Text segment

***

D'Souza said exposure to marijuana at an early age and frequency of use increases the risk of developing schizophrenia. Those who have a family history of psychosis might be at an even greater risk, he said. Not everyone who smokes cannabis develops schizophrenia, and not everyone who has schizophrenia has smoked marijuana, he said.

The connection between marijuana and psychotic reactions, such as delusions, hallucinations, talking incoherently and agitation, is not a new story, according to D'Souza. He cited several studies, starting with French physician Jacques Joseph Moreau's 1845 work on hashish users presenting with symptoms of schizophrenia, to a massive modern study of 50,087 people serving mandatory time in the Swedish military.

D'Souza said he was familiar with recent news articles linking marijuana, mental illness and violence, but said the overwhelming majority of mentally ill people he's worked with in 25 years of practicing medicine have been nonviolent.

"That said, sometimes when people experience a worsening of psychosis, they could become violent, and one factor that could contribute to a worsening psychosis is substances, and one substance is cannabis," D'Souza said.

An opinion piece titled "What Advocates of Legalizing Pot Don't Want You to Know," which appeared recently in the New York Times, suggests that marijuana use leads to an increase in violent crime and that the first four states to legalize marijuana — Alaska, Colorado, Oregon and Washington — have seen sharp increases in murders and aggravated assaults. The author, former New York Times reporter Alex Berenson, has written about the issue in a book, "Tell Your Children: The Truth About Marijuana, Mental Illness, and Violence," according to the article.

***

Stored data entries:
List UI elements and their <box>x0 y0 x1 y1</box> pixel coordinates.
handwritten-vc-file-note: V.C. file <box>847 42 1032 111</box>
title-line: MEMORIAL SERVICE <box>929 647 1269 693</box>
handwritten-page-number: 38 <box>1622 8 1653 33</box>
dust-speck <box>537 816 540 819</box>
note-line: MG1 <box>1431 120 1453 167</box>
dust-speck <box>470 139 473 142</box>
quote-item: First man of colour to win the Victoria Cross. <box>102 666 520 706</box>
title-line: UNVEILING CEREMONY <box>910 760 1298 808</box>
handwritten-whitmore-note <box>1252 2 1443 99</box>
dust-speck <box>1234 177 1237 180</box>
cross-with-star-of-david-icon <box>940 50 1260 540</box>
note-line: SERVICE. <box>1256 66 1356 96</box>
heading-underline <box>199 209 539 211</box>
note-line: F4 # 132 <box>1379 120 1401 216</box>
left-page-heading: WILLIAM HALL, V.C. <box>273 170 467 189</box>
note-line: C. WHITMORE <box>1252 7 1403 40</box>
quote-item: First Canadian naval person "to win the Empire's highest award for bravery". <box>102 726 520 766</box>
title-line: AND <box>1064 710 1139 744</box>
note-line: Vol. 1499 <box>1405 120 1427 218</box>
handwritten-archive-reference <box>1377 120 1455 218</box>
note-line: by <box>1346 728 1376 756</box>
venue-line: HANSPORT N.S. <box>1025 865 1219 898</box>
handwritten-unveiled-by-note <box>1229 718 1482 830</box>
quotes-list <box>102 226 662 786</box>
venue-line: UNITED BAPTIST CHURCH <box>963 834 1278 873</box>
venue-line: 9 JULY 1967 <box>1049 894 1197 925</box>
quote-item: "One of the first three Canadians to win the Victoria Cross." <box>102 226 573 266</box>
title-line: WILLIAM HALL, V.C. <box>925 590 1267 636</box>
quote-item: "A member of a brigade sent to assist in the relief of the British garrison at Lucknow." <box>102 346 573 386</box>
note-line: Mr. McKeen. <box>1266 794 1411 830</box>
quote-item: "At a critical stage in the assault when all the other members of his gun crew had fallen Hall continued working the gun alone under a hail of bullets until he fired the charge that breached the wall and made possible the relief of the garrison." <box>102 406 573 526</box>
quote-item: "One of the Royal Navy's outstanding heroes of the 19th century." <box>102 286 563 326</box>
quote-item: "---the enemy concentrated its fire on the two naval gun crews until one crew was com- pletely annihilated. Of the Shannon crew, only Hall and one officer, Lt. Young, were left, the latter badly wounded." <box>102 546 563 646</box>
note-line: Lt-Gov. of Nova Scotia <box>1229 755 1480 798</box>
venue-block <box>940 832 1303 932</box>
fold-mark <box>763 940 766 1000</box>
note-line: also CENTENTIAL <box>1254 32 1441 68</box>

***

What to work on
• 1. Answer these questions from the text on marijuana and psychosis:
(a) In what year did Jacques Joseph Moreau publish his work on hashish users?
(b) How many people were in the Swedish military study?
(c) Which four states were the first to legalize marijuana?
• 2. Please extend the text on marijuana and psychosis, starting after its final sentence.

Answers for each item
• 1.
(a) 1845
(b) 50,087
(c) Alaska, Colorado, Oregon and Washington

• 2.
In McKeever's case, the Whiting forensic team concluded he may have been predisposed to marijuana-induced psychosis due to a personality disorder and a congenital condition known as Usher Syndrome, which is associated with higher rates of psychosis than what typically occurs in the general population. McKeever had started drinking alcohol at age 12 and smoking marijuana at 13, according to a forensic report filed in New London Superior Court. He said he'd used methamphetamine, LSD, marijuana laced with heroin, cocaine and K2, a type of synthetic marijuana that the American Psychiatric Associations say can cause long-lasting psychotic behavior. The report indicates McKeever had one previous hospitalization for marijuana-induced psychosis.

The chemical content of the marijuana that McKeever smoked before and after he killed Murphy is unknown. The friend who had brought the marijuana to the couple's house described it as "good stuff" that had made her very high, according to the court document.

"With consistent abstinence from illicit substances since he was arrested in November 2015, Mr. McKeever's mental state has improved significantly," the report says.

McKeever, who is 51, was found not guilty by reason of insanity and committed to the care of the state's Psychiatric Security Review Board for 60 years.

With the growing number of medical marijuana patients in Connecticut — 30,761 as of Feb. 3, according to the state Department of Consumer Protection, and proposed legislation legalizing marijuana for recreational use, D'Souza said the state owes it to citizens to set up a way to monitor new cases of psychosis and new reports of cannabis use disorder — or the problematic use of marijuana — as well as the number of hospitalizations related to cannabis use and the cost.

He also cited a need to track motor vehicle accidents resulting from driving under the influence of marijuana.

"My focus is really on the evidence," D'Souza said. "I don't have any political view. If marijuana works for certain conditions, I'm all for that. I think we need evidence of it."

Certain forms of cannabis are more likely to be associated with psychosis, he said, such as strong strains known as "skunk" that have a high content of THC, which is the psychoactive, or intoxicating ingredient, in marijuana, and a lower content of CBD, which does not produce a high.